Kutipan Bacaan:
= = = = = = =
Seperti yang telah biasa dilakukannya ketika salah satu sahabatnya meningggal dunia Rasulullah mengantar jenazahnya sampai ke kuburan. Dan pada saat pulangnya disempatkannya singgah untuk menghibur dan menenangkan keluarga almarhum supaya tetap bersabar dan tawakal menerima musibah itu. Kemudian Rasulullah berkata, “Tidakkah almarhum mengucapkan wasiat sebelum wafatnya?” istrinya menjawab, “Saya mendengar dia mengatakan sesuatu diantara dengkur nafasnya yaang tersengal-sengal menjelang ajal”.
“Apa yang dikatakannya?”
“Saya tidak tahu, ya Rasulullah, apakah ucapannya itu sekedar rintihan sebelum mati, ataukah pekikan pedih karena dahsyatnya sakaratul maut. Cuma, ucapannya memang sulit dipahami lantaran merupakan kalimat yang terpotong-potong.”
“Bagaimana bunyinya?” desak Rasulullah.
Istri yang setia itu menjawab “ Suami saya mengatakan ’Andaikata lebih panjang lagi... andaikata yang masih baru... andaikata semuanya...’ hanya itu yang tertangkap sehingga kami bingung dibuatnya. Apakah perkataan perkataan itu igauan dalam keadaan tidak sadar, ataukah pesan-pesan yang tidak selesai?”
Rasulullah tersenyum. “Sungguh yang diucapkan suamimu itu tidak keliru.” hujarnya.
Kisahnya begini, pada suatu hari ia sedang bergegas akan ke masjid untuk melakukan shalat Jumat. Di tengah jalan ia berjumpa dengan orang buta yang bertujuan sama. Si buta itu tersauk-sauk karena tidak ada yyang menuntun. Maka suaamimu yang membimbingnya hingga tiba di masjid. Tatkala hendak menghembuskan nafas penghabisan, ia menyaksikan pahala amal shalehnya itu, lalu ia pun berkata “andaikan lebih panjang lagi”. Maksudnya, andaikan jalan ke masjid itu lebih panjang lagi, pasti pahalanya lebih besar.
“Ucapan lainnya ya Rasulullah?” tanya sang istri mulai tertarik.
= = = = = = =
Arahan Singkat A:
Ringkas paragraf kutipan bacaan yang dimulai dengan "Kisahnya begini" menjadi lebih pendek, dengan tetap mempertahankan fakta-fakta utamanya.
Arahan Singkat B:
Sajikan kembali tanpa perubahan bagian kutipan bacaan yang diawali kata-kata "Kisahnya begini, pada" dan diakhiri "istri mulai tertarik.".

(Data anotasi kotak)
= = = = = = =
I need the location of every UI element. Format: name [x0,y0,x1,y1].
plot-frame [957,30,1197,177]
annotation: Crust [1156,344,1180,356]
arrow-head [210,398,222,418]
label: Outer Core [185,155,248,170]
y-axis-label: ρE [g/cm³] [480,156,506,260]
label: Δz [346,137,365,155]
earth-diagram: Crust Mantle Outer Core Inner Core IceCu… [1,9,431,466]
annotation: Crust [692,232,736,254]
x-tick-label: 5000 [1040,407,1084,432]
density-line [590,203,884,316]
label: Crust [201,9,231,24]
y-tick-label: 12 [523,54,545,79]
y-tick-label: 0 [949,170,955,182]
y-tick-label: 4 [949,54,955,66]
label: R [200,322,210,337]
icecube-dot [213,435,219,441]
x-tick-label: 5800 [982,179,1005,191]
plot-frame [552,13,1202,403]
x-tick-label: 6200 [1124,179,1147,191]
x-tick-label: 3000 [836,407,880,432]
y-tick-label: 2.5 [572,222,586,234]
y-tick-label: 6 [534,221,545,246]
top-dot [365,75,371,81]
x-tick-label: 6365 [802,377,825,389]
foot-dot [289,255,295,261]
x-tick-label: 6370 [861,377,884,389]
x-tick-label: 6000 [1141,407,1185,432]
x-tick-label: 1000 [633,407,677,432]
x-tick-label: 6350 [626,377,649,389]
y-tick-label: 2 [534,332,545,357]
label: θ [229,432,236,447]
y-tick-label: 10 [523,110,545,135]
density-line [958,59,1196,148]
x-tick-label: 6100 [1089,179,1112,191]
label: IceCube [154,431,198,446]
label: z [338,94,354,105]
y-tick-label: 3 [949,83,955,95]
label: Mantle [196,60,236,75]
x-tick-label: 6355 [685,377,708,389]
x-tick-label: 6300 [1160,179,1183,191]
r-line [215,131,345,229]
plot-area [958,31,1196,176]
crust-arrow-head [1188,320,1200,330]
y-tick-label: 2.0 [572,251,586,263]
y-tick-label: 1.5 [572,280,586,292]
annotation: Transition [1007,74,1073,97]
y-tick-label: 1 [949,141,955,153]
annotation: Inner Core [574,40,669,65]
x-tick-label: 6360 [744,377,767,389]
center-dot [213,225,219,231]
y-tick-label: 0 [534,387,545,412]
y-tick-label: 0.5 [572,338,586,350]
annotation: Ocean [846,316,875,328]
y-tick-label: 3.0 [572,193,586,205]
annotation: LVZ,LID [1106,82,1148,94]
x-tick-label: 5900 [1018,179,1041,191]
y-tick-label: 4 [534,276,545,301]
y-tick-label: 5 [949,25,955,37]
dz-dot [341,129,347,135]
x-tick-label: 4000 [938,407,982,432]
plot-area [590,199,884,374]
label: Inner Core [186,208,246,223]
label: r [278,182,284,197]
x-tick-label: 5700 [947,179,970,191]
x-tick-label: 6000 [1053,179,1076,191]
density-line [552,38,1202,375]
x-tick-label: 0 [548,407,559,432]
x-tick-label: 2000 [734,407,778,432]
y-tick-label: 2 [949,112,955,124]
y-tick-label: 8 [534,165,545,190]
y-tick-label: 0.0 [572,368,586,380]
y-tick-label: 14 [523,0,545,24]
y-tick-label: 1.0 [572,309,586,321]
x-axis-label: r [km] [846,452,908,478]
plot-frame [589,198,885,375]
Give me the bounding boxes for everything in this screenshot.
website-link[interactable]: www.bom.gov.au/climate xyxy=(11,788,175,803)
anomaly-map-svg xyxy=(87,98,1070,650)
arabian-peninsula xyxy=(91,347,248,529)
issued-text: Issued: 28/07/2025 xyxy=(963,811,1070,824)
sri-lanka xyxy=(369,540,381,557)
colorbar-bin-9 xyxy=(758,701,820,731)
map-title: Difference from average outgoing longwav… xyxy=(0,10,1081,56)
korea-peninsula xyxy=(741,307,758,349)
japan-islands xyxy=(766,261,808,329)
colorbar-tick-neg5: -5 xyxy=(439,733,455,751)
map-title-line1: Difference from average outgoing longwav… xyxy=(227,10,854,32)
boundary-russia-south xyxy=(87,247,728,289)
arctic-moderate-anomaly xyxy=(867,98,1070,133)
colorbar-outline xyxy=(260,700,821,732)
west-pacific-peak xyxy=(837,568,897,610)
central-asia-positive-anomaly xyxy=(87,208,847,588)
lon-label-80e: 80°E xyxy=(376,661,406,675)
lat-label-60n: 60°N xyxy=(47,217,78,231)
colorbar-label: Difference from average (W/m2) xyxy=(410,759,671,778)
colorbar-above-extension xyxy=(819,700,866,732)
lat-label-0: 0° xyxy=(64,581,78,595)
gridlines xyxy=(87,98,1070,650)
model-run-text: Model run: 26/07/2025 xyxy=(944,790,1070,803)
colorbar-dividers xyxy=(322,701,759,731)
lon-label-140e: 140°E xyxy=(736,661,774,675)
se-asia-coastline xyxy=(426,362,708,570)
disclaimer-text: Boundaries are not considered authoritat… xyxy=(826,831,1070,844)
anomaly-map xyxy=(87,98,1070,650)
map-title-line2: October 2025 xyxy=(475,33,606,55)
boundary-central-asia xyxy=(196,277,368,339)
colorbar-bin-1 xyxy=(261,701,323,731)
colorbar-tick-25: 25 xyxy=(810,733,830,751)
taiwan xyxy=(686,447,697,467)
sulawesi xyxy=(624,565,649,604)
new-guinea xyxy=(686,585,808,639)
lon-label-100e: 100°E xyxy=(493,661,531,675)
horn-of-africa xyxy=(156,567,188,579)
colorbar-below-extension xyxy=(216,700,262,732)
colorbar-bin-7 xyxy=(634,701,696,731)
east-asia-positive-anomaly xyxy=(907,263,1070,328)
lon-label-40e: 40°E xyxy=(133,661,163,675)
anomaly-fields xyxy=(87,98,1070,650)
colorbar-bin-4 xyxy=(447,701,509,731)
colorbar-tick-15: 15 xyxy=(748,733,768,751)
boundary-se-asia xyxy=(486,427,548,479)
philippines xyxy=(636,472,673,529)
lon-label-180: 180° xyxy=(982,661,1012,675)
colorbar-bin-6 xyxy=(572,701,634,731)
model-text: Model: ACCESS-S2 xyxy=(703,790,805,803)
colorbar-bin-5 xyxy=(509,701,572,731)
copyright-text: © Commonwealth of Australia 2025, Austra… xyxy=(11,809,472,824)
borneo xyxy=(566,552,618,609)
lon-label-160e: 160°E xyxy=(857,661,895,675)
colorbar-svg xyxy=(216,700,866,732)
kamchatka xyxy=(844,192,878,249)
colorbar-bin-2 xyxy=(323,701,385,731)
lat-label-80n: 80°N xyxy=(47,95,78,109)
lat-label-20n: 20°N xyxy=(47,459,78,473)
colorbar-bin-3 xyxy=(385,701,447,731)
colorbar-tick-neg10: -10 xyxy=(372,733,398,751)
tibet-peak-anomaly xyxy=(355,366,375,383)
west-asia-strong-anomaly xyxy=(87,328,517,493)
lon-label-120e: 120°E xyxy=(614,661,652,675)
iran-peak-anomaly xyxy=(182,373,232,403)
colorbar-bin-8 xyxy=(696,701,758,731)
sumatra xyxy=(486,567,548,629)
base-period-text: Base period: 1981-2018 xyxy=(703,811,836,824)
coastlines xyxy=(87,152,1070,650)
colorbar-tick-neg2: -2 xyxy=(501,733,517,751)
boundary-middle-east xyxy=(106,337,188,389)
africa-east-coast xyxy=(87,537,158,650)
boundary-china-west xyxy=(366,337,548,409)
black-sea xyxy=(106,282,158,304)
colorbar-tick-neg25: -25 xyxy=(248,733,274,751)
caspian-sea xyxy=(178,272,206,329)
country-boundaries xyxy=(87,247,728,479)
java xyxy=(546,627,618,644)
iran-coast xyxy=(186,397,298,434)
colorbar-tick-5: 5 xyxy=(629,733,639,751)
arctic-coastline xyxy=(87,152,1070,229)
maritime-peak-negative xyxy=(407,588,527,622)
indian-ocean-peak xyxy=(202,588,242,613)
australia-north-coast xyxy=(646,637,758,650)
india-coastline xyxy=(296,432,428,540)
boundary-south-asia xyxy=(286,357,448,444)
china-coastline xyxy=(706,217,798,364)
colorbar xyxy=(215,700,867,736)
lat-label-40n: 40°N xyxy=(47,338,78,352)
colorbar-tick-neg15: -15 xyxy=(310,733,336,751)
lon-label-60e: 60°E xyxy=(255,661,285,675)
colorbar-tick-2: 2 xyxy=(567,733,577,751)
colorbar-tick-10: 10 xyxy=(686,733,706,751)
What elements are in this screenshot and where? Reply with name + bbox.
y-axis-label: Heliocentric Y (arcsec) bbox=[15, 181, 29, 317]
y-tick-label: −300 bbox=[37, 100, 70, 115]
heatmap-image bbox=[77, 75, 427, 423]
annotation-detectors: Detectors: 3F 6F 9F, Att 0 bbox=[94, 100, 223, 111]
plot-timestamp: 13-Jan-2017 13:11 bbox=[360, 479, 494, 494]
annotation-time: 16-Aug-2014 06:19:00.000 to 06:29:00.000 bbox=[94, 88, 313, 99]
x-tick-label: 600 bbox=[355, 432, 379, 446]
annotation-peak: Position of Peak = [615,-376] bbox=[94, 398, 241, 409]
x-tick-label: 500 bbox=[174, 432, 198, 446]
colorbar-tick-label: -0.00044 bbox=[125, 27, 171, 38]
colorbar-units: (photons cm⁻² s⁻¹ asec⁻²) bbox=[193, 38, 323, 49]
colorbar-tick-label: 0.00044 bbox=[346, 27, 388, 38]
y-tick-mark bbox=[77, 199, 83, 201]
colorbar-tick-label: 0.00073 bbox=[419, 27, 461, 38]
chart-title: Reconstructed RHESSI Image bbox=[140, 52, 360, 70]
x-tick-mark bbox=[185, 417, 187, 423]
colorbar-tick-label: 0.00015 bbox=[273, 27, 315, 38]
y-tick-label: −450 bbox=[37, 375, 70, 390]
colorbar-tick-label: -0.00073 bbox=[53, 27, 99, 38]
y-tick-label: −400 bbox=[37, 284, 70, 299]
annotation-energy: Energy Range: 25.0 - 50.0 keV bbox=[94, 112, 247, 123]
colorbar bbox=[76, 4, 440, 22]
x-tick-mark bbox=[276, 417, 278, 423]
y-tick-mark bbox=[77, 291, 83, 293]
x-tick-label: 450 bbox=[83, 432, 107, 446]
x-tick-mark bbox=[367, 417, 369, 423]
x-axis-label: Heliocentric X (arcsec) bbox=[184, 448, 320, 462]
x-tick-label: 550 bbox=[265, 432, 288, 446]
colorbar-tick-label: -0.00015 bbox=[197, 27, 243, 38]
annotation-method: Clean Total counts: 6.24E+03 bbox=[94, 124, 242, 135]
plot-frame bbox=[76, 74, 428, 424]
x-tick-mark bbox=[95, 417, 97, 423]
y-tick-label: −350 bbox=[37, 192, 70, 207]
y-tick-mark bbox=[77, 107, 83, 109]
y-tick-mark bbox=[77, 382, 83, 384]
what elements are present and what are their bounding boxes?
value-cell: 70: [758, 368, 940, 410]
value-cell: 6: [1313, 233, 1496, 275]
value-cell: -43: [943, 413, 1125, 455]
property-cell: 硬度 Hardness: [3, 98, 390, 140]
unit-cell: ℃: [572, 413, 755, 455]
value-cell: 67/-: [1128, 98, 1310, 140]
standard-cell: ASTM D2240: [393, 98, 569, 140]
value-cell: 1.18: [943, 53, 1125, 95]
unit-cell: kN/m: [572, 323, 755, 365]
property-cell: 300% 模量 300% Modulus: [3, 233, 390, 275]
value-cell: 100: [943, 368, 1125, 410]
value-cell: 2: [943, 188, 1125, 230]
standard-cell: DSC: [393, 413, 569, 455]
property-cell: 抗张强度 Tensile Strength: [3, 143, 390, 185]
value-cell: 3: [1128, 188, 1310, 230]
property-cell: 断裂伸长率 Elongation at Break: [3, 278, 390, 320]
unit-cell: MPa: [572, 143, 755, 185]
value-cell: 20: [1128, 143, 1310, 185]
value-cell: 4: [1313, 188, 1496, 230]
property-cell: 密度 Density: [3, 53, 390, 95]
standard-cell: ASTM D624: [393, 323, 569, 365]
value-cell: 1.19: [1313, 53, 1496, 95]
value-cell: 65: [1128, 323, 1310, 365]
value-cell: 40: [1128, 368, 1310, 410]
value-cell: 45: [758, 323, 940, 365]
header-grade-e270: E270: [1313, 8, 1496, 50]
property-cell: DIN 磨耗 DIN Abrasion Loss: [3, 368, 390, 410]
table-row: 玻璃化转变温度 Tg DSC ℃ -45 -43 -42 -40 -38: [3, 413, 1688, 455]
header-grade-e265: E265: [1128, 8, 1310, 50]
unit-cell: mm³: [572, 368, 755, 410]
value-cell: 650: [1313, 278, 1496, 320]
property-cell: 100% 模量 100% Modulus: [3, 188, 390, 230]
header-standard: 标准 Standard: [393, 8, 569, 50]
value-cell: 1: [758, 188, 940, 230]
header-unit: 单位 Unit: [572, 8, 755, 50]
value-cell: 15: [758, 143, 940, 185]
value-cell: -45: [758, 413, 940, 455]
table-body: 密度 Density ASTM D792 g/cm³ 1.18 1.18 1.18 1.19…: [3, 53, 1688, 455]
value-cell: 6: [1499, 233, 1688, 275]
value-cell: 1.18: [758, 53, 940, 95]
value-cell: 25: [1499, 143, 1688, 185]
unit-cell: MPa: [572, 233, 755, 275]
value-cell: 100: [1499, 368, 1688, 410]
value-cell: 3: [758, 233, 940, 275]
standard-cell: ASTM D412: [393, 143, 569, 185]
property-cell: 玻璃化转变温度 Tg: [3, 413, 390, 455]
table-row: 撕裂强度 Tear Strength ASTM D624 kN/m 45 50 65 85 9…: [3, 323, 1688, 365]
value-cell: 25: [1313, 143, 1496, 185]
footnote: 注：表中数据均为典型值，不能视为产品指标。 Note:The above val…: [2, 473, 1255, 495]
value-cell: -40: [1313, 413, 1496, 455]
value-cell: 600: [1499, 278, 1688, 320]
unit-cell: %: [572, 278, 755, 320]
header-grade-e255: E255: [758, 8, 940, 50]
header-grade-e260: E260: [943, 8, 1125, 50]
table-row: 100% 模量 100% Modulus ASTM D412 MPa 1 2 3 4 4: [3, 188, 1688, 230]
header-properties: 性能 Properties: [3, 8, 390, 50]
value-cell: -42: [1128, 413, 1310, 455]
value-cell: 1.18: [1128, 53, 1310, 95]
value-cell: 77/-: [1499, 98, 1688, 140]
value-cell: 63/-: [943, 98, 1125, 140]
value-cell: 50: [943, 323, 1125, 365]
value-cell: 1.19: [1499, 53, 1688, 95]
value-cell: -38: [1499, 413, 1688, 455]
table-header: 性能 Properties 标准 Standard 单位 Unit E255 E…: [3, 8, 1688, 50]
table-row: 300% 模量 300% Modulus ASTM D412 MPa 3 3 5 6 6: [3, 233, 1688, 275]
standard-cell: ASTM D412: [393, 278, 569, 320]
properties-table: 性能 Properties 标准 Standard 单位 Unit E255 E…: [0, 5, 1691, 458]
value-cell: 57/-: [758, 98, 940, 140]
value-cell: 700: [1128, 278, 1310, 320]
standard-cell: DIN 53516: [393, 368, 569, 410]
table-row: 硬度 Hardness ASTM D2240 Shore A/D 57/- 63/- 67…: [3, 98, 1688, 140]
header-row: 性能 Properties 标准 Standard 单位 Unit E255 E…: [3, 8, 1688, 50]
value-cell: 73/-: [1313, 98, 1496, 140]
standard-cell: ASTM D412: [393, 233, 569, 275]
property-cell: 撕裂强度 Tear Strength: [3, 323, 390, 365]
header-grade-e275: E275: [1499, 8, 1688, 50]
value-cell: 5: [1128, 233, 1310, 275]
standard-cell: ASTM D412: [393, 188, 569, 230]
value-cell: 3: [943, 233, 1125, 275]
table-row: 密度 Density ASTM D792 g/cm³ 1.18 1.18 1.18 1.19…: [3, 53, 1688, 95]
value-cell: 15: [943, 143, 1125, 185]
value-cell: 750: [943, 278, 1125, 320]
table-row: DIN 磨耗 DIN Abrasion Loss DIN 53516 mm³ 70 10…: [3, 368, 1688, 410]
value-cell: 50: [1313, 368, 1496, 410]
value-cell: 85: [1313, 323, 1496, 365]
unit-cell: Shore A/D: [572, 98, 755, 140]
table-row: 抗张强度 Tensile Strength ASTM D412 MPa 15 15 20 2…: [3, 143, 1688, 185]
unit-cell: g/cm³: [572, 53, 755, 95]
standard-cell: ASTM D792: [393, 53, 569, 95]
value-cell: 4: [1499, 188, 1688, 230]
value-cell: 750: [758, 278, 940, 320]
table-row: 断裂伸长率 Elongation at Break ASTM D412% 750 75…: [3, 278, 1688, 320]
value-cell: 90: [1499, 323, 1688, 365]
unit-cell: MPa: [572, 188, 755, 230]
= = = = = = =
Jawaban Lengkap A:
Suatu hari, dalam perjalanan ke masjid untuk shalat Jumat, suami itu bertemu seorang buta yang hendak ke tempat yang sama tanpa penuntun. Ia lalu membimbingnya sampai ke masjid. Menjelang wafat, ia melihat pahala amal saleh tersebut dan berkata "andaikan lebih panjang lagi". Maksudnya, seandainya jalan ke masjid lebih panjang, pahalanya akan lebih besar.

Jawaban Lengkap B:
Kisahnya begini, pada suatu hari ia sedang bergegas akan ke masjid untuk melakukan shalat Jumat. Di tengah jalan ia berjumpa dengan orang buta yang bertujuan sama. Si buta itu tersauk-sauk karena tidak ada yyang menuntun. Maka suaamimu yang membimbingnya hingga tiba di masjid. Tatkala hendak menghembuskan nafas penghabisan, ia menyaksikan pahala amal shalehnya itu, lalu ia pun berkata “andaikan lebih panjang lagi”. Maksudnya, andaikan jalan ke masjid itu lebih panjang lagi, pasti pahalanya lebih besar.
“Ucapan lainnya ya Rasulullah?” tanya sang istri mulai tertarik.